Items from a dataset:
/---

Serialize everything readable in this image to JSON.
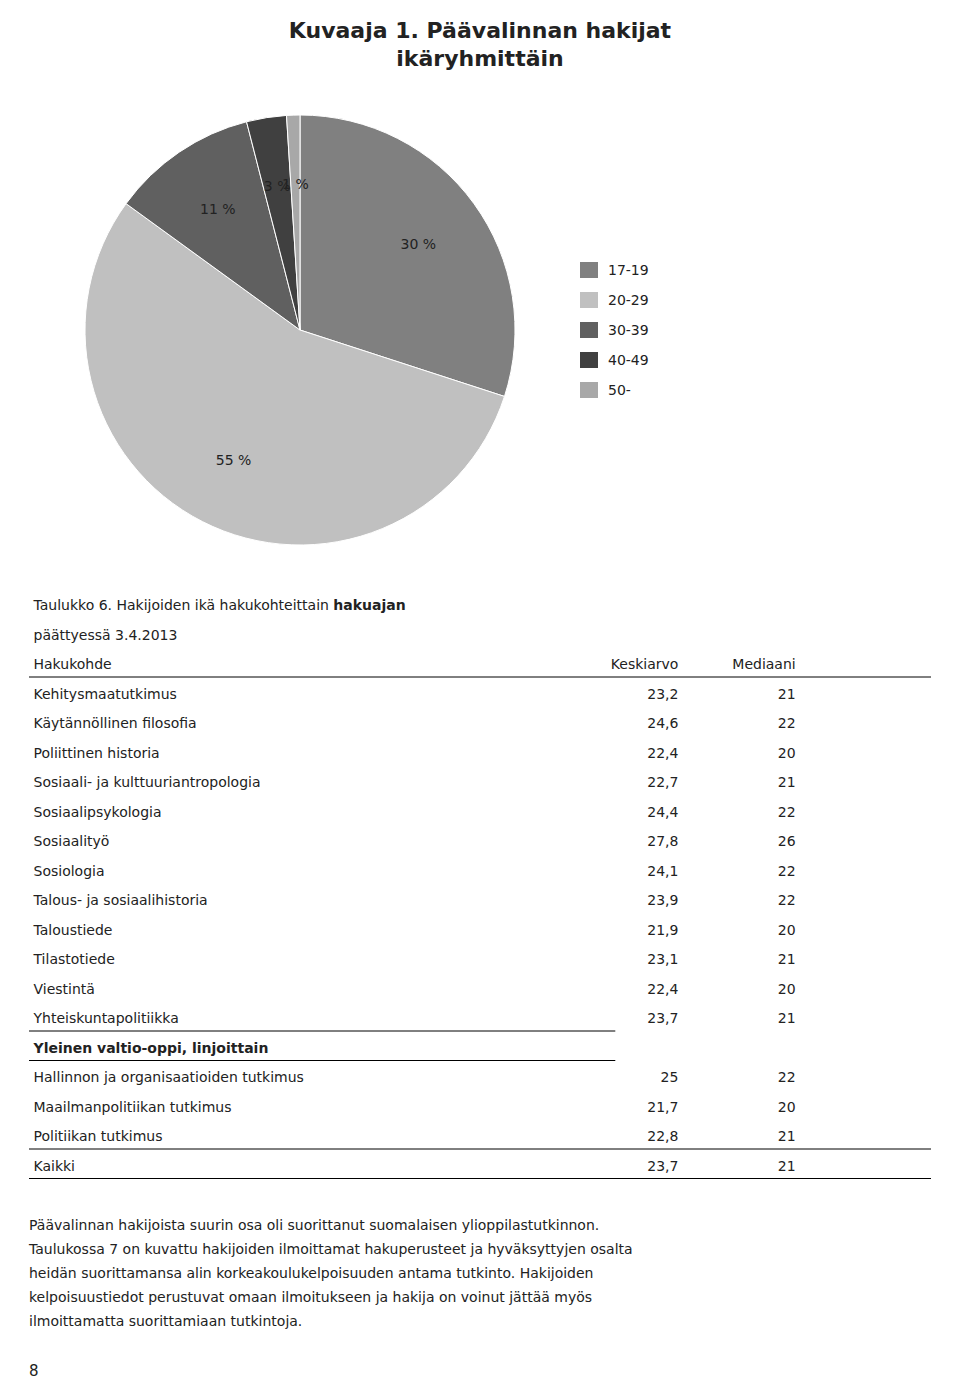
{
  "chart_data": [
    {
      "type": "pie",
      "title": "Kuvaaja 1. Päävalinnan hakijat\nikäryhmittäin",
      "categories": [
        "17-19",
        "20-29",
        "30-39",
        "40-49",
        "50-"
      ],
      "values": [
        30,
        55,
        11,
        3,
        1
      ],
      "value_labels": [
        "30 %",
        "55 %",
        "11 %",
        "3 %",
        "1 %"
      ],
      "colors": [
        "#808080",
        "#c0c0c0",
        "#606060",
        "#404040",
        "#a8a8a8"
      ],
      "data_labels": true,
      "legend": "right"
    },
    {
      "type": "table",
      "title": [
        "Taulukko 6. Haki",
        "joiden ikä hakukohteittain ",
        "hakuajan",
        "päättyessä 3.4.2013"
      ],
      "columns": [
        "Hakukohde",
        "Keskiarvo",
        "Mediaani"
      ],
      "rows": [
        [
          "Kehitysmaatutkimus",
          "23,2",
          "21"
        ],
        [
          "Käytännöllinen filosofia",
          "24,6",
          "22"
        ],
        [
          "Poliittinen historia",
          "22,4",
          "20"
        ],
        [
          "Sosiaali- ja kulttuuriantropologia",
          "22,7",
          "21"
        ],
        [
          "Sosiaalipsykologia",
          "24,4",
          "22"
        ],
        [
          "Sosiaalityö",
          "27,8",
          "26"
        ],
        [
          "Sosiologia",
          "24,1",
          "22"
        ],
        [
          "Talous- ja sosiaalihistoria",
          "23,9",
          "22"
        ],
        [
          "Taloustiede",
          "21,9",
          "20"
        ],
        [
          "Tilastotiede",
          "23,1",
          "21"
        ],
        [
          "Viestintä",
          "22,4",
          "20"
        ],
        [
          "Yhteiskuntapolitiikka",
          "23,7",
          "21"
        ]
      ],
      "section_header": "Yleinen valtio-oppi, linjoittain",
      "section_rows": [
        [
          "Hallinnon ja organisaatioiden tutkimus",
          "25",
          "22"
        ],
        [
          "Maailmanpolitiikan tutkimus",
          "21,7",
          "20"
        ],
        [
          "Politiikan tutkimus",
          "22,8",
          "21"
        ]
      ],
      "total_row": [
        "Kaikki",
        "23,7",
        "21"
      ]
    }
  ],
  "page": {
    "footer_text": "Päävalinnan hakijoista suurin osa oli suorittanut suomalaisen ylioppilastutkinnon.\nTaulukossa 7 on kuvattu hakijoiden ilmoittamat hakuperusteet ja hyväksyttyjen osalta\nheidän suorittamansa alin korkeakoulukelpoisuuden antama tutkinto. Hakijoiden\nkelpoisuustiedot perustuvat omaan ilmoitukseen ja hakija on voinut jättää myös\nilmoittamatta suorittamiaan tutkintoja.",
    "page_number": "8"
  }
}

\---

What the exercise asks:
Return all of the data exactly as written, and drop the pictures.

Expected output:
Serialize everything readable in this image to JSON.
{
  "chart_data": [
    {
      "type": "pie",
      "title": "Kuvaaja 1. Päävalinnan hakijat\nikäryhmittäin",
      "categories": [
        "17-19",
        "20-29",
        "30-39",
        "40-49",
        "50-"
      ],
      "values": [
        30,
        55,
        11,
        3,
        1
      ],
      "value_labels": [
        "30 %",
        "55 %",
        "11 %",
        "3 %",
        "1 %"
      ],
      "colors": [
        "#808080",
        "#c0c0c0",
        "#606060",
        "#404040",
        "#a8a8a8"
      ],
      "data_labels": true,
      "legend": "right"
    },
    {
      "type": "table",
      "title": [
        "Taulukko 6. Haki",
        "joiden ikä hakukohteittain ",
        "hakuajan",
        "päättyessä 3.4.2013"
      ],
      "columns": [
        "Hakukohde",
        "Keskiarvo",
        "Mediaani"
      ],
      "rows": [
        [
          "Kehitysmaatutkimus",
          "23,2",
          "21"
        ],
        [
          "Käytännöllinen filosofia",
          "24,6",
          "22"
        ],
        [
          "Poliittinen historia",
          "22,4",
          "20"
        ],
        [
          "Sosiaali- ja kulttuuriantropologia",
          "22,7",
          "21"
        ],
        [
          "Sosiaalipsykologia",
          "24,4",
          "22"
        ],
        [
          "Sosiaalityö",
          "27,8",
          "26"
        ],
        [
          "Sosiologia",
          "24,1",
          "22"
        ],
        [
          "Talous- ja sosiaalihistoria",
          "23,9",
          "22"
        ],
        [
          "Taloustiede",
          "21,9",
          "20"
        ],
        [
          "Tilastotiede",
          "23,1",
          "21"
        ],
        [
          "Viestintä",
          "22,4",
          "20"
        ],
        [
          "Yhteiskuntapolitiikka",
          "23,7",
          "21"
        ]
      ],
      "section_header": "Yleinen valtio-oppi, linjoittain",
      "section_rows": [
        [
          "Hallinnon ja organisaatioiden tutkimus",
          "25",
          "22"
        ],
        [
          "Maailmanpolitiikan tutkimus",
          "21,7",
          "20"
        ],
        [
          "Politiikan tutkimus",
          "22,8",
          "21"
        ]
      ],
      "total_row": [
        "Kaikki",
        "23,7",
        "21"
      ]
    }
  ],
  "page": {
    "footer_text": "Päävalinnan hakijoista suurin osa oli suorittanut suomalaisen ylioppilastutkinnon.\nTaulukossa 7 on kuvattu hakijoiden ilmoittamat hakuperusteet ja hyväksyttyjen osalta\nheidän suorittamansa alin korkeakoulukelpoisuuden antama tutkinto. Hakijoiden\nkelpoisuustiedot perustuvat omaan ilmoitukseen ja hakija on voinut jättää myös\nilmoittamatta suorittamiaan tutkintoja.",
    "page_number": "8"
  }
}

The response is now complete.